YOUR GOAL —
Pick out each line of the listing below that contains the string "title", and copy those lines. The match must be case-sensitive.

SUPPLIED DATA —
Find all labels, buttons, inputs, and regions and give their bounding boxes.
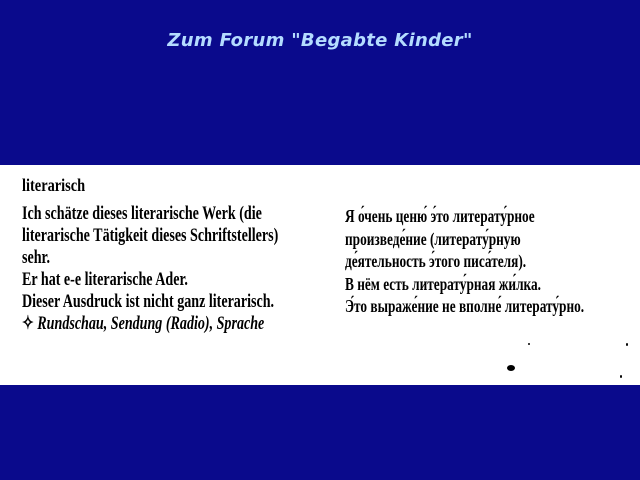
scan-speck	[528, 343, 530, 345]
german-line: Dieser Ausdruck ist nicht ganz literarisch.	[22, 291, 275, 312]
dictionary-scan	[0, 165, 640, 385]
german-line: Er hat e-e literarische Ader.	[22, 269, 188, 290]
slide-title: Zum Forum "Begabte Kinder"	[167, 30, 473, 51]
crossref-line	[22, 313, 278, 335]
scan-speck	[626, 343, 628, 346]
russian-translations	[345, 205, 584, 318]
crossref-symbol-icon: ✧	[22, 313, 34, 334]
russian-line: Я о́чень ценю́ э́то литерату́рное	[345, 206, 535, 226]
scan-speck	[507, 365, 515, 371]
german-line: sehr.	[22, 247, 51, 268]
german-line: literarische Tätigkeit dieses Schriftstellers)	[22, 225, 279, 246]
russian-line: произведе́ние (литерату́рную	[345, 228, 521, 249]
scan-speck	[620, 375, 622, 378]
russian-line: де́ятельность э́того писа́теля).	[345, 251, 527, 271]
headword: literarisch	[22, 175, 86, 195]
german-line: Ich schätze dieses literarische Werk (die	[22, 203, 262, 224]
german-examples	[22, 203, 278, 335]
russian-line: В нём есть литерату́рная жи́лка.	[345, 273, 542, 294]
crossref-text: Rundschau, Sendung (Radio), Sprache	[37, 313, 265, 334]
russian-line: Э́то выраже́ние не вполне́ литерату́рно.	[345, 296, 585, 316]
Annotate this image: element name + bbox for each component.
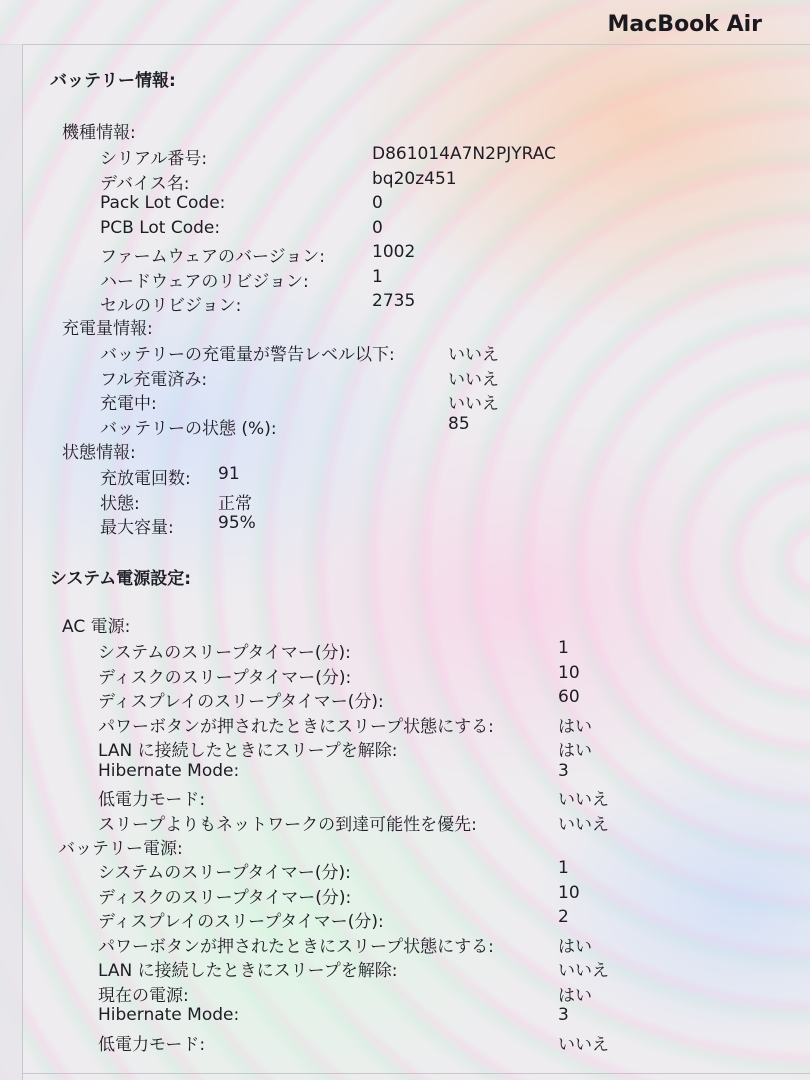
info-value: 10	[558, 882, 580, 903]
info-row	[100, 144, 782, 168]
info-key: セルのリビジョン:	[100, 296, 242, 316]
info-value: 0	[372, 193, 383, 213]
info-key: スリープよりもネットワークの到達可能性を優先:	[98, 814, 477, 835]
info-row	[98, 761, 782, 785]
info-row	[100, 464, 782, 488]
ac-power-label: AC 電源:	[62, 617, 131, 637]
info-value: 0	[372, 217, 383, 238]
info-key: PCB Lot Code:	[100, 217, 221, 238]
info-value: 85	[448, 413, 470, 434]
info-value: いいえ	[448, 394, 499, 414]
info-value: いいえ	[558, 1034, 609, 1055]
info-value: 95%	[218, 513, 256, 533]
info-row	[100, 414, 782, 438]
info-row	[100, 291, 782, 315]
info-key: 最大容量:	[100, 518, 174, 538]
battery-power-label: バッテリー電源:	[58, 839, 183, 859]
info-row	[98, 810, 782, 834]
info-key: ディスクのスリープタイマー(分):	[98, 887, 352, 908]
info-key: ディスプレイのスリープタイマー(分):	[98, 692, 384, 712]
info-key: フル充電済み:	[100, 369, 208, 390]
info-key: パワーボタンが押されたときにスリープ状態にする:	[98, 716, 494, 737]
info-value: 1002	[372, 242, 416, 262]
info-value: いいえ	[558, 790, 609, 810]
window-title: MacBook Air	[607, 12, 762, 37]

OUTPUT OF THE TASK —
slide-title: Zum Forum "Begabte Kinder"	[167, 30, 473, 51]
window-title: MacBook Air	[607, 12, 762, 37]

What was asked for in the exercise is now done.